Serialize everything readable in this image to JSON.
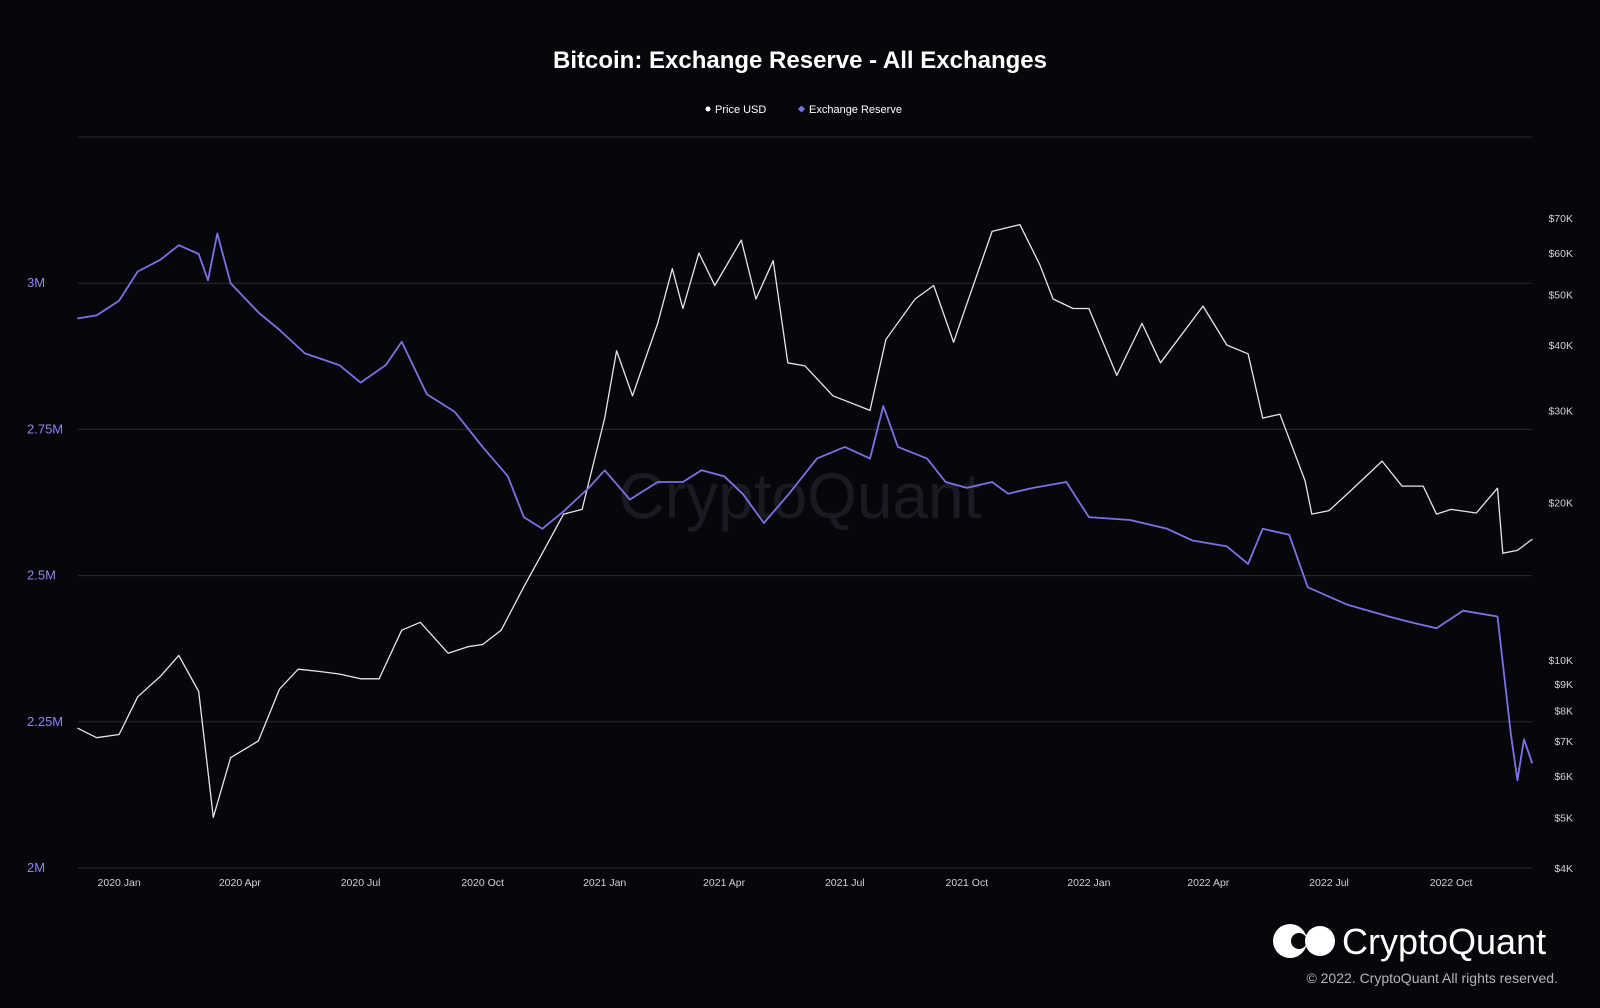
{
  "brand": {
    "name": "CryptoQuant",
    "watermark": "CryptoQuant",
    "copyright": "© 2022. CryptoQuant All rights reserved."
  },
  "colors": {
    "background": "#07070b",
    "grid": "#2a2a30",
    "price": "#e6e6ea",
    "reserve": "#7b72e3",
    "left_axis_text": "#8c84f0",
    "right_axis_text": "#d0d0d8"
  },
  "chart_data": {
    "type": "line",
    "title": "Bitcoin: Exchange Reserve - All Exchanges",
    "legend_position": "top-center",
    "grid": true,
    "x_range": [
      "2019-12-01",
      "2022-12-01"
    ],
    "x_ticks": [
      {
        "date": "2020-01-01",
        "label": "2020 Jan"
      },
      {
        "date": "2020-04-01",
        "label": "2020 Apr"
      },
      {
        "date": "2020-07-01",
        "label": "2020 Jul"
      },
      {
        "date": "2020-10-01",
        "label": "2020 Oct"
      },
      {
        "date": "2021-01-01",
        "label": "2021 Jan"
      },
      {
        "date": "2021-04-01",
        "label": "2021 Apr"
      },
      {
        "date": "2021-07-01",
        "label": "2021 Jul"
      },
      {
        "date": "2021-10-01",
        "label": "2021 Oct"
      },
      {
        "date": "2022-01-01",
        "label": "2022 Jan"
      },
      {
        "date": "2022-04-01",
        "label": "2022 Apr"
      },
      {
        "date": "2022-07-01",
        "label": "2022 Jul"
      },
      {
        "date": "2022-10-01",
        "label": "2022 Oct"
      }
    ],
    "y_left": {
      "series": "Exchange Reserve",
      "range": [
        2000000,
        3250000
      ],
      "ticks": [
        {
          "value": 2000000,
          "label": "2M"
        },
        {
          "value": 2250000,
          "label": "2.25M"
        },
        {
          "value": 2500000,
          "label": "2.5M"
        },
        {
          "value": 2750000,
          "label": "2.75M"
        },
        {
          "value": 3000000,
          "label": "3M"
        }
      ]
    },
    "y_right": {
      "series": "Price USD",
      "scale": "log",
      "range": [
        4000,
        100000
      ],
      "ticks": [
        {
          "value": 4000,
          "label": "$4K"
        },
        {
          "value": 5000,
          "label": "$5K"
        },
        {
          "value": 6000,
          "label": "$6K"
        },
        {
          "value": 7000,
          "label": "$7K"
        },
        {
          "value": 8000,
          "label": "$8K"
        },
        {
          "value": 9000,
          "label": "$9K"
        },
        {
          "value": 10000,
          "label": "$10K"
        },
        {
          "value": 20000,
          "label": "$20K"
        },
        {
          "value": 30000,
          "label": "$30K"
        },
        {
          "value": 40000,
          "label": "$40K"
        },
        {
          "value": 50000,
          "label": "$50K"
        },
        {
          "value": 60000,
          "label": "$60K"
        },
        {
          "value": 70000,
          "label": "$70K"
        }
      ]
    },
    "series": [
      {
        "name": "Price USD",
        "axis": "right",
        "points": [
          [
            "2019-12-01",
            7400
          ],
          [
            "2019-12-15",
            7100
          ],
          [
            "2020-01-01",
            7200
          ],
          [
            "2020-01-15",
            8500
          ],
          [
            "2020-02-01",
            9300
          ],
          [
            "2020-02-15",
            10200
          ],
          [
            "2020-03-01",
            8700
          ],
          [
            "2020-03-12",
            5000
          ],
          [
            "2020-03-25",
            6500
          ],
          [
            "2020-04-15",
            7000
          ],
          [
            "2020-05-01",
            8800
          ],
          [
            "2020-05-15",
            9600
          ],
          [
            "2020-06-01",
            9500
          ],
          [
            "2020-06-15",
            9400
          ],
          [
            "2020-07-01",
            9200
          ],
          [
            "2020-07-15",
            9200
          ],
          [
            "2020-08-01",
            11400
          ],
          [
            "2020-08-15",
            11800
          ],
          [
            "2020-09-05",
            10300
          ],
          [
            "2020-09-20",
            10600
          ],
          [
            "2020-10-01",
            10700
          ],
          [
            "2020-10-15",
            11400
          ],
          [
            "2020-11-01",
            13800
          ],
          [
            "2020-11-15",
            16000
          ],
          [
            "2020-12-01",
            19000
          ],
          [
            "2020-12-15",
            19400
          ],
          [
            "2021-01-01",
            29000
          ],
          [
            "2021-01-10",
            39000
          ],
          [
            "2021-01-22",
            32000
          ],
          [
            "2021-02-10",
            44000
          ],
          [
            "2021-02-21",
            56000
          ],
          [
            "2021-03-01",
            47000
          ],
          [
            "2021-03-13",
            60000
          ],
          [
            "2021-03-25",
            52000
          ],
          [
            "2021-04-14",
            63500
          ],
          [
            "2021-04-25",
            49000
          ],
          [
            "2021-05-08",
            58000
          ],
          [
            "2021-05-19",
            37000
          ],
          [
            "2021-06-01",
            36500
          ],
          [
            "2021-06-22",
            32000
          ],
          [
            "2021-07-20",
            30000
          ],
          [
            "2021-08-01",
            41000
          ],
          [
            "2021-08-23",
            49000
          ],
          [
            "2021-09-06",
            52000
          ],
          [
            "2021-09-21",
            40500
          ],
          [
            "2021-10-01",
            48000
          ],
          [
            "2021-10-20",
            66000
          ],
          [
            "2021-11-10",
            68000
          ],
          [
            "2021-11-25",
            57000
          ],
          [
            "2021-12-05",
            49000
          ],
          [
            "2021-12-20",
            47000
          ],
          [
            "2022-01-01",
            47000
          ],
          [
            "2022-01-22",
            35000
          ],
          [
            "2022-02-10",
            44000
          ],
          [
            "2022-02-24",
            37000
          ],
          [
            "2022-03-28",
            47500
          ],
          [
            "2022-04-15",
            40000
          ],
          [
            "2022-05-01",
            38500
          ],
          [
            "2022-05-12",
            29000
          ],
          [
            "2022-05-25",
            29500
          ],
          [
            "2022-06-13",
            22000
          ],
          [
            "2022-06-18",
            19000
          ],
          [
            "2022-07-01",
            19300
          ],
          [
            "2022-07-15",
            20800
          ],
          [
            "2022-08-10",
            24000
          ],
          [
            "2022-08-25",
            21500
          ],
          [
            "2022-09-10",
            21500
          ],
          [
            "2022-09-20",
            19000
          ],
          [
            "2022-10-01",
            19400
          ],
          [
            "2022-10-20",
            19100
          ],
          [
            "2022-11-05",
            21300
          ],
          [
            "2022-11-09",
            16000
          ],
          [
            "2022-11-20",
            16200
          ],
          [
            "2022-12-01",
            17000
          ]
        ]
      },
      {
        "name": "Exchange Reserve",
        "axis": "left",
        "points": [
          [
            "2019-12-01",
            2940000
          ],
          [
            "2019-12-15",
            2945000
          ],
          [
            "2020-01-01",
            2970000
          ],
          [
            "2020-01-15",
            3020000
          ],
          [
            "2020-02-01",
            3040000
          ],
          [
            "2020-02-15",
            3065000
          ],
          [
            "2020-03-01",
            3050000
          ],
          [
            "2020-03-08",
            3005000
          ],
          [
            "2020-03-15",
            3085000
          ],
          [
            "2020-03-25",
            3000000
          ],
          [
            "2020-04-15",
            2950000
          ],
          [
            "2020-05-01",
            2920000
          ],
          [
            "2020-05-20",
            2880000
          ],
          [
            "2020-06-15",
            2860000
          ],
          [
            "2020-07-01",
            2830000
          ],
          [
            "2020-07-20",
            2860000
          ],
          [
            "2020-08-01",
            2900000
          ],
          [
            "2020-08-20",
            2810000
          ],
          [
            "2020-09-10",
            2780000
          ],
          [
            "2020-10-01",
            2720000
          ],
          [
            "2020-10-20",
            2670000
          ],
          [
            "2020-11-01",
            2600000
          ],
          [
            "2020-11-15",
            2580000
          ],
          [
            "2020-12-01",
            2610000
          ],
          [
            "2020-12-20",
            2650000
          ],
          [
            "2021-01-01",
            2680000
          ],
          [
            "2021-01-20",
            2630000
          ],
          [
            "2021-02-10",
            2660000
          ],
          [
            "2021-03-01",
            2660000
          ],
          [
            "2021-03-15",
            2680000
          ],
          [
            "2021-04-01",
            2670000
          ],
          [
            "2021-04-15",
            2640000
          ],
          [
            "2021-05-01",
            2590000
          ],
          [
            "2021-05-20",
            2640000
          ],
          [
            "2021-06-10",
            2700000
          ],
          [
            "2021-07-01",
            2720000
          ],
          [
            "2021-07-20",
            2700000
          ],
          [
            "2021-07-30",
            2790000
          ],
          [
            "2021-08-10",
            2720000
          ],
          [
            "2021-09-01",
            2700000
          ],
          [
            "2021-09-15",
            2660000
          ],
          [
            "2021-10-01",
            2650000
          ],
          [
            "2021-10-20",
            2660000
          ],
          [
            "2021-11-01",
            2640000
          ],
          [
            "2021-11-20",
            2650000
          ],
          [
            "2021-12-15",
            2660000
          ],
          [
            "2022-01-01",
            2600000
          ],
          [
            "2022-02-01",
            2595000
          ],
          [
            "2022-03-01",
            2580000
          ],
          [
            "2022-03-20",
            2560000
          ],
          [
            "2022-04-15",
            2550000
          ],
          [
            "2022-05-01",
            2520000
          ],
          [
            "2022-05-12",
            2580000
          ],
          [
            "2022-06-01",
            2570000
          ],
          [
            "2022-06-15",
            2480000
          ],
          [
            "2022-07-15",
            2450000
          ],
          [
            "2022-08-15",
            2430000
          ],
          [
            "2022-09-01",
            2420000
          ],
          [
            "2022-09-20",
            2410000
          ],
          [
            "2022-10-10",
            2440000
          ],
          [
            "2022-11-05",
            2430000
          ],
          [
            "2022-11-15",
            2230000
          ],
          [
            "2022-11-20",
            2150000
          ],
          [
            "2022-11-25",
            2220000
          ],
          [
            "2022-12-01",
            2180000
          ]
        ]
      }
    ]
  }
}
---
▶ [PROBLEM REQUIREMENTS]:
Find the string "Exchange" in the entries above and return each line that holds it.

▶ [ANSWER]:
    "title": "Bitcoin: Exchange Reserve - All Exchanges",
      "series": "Exchange Reserve",
        "name": "Exchange Reserve",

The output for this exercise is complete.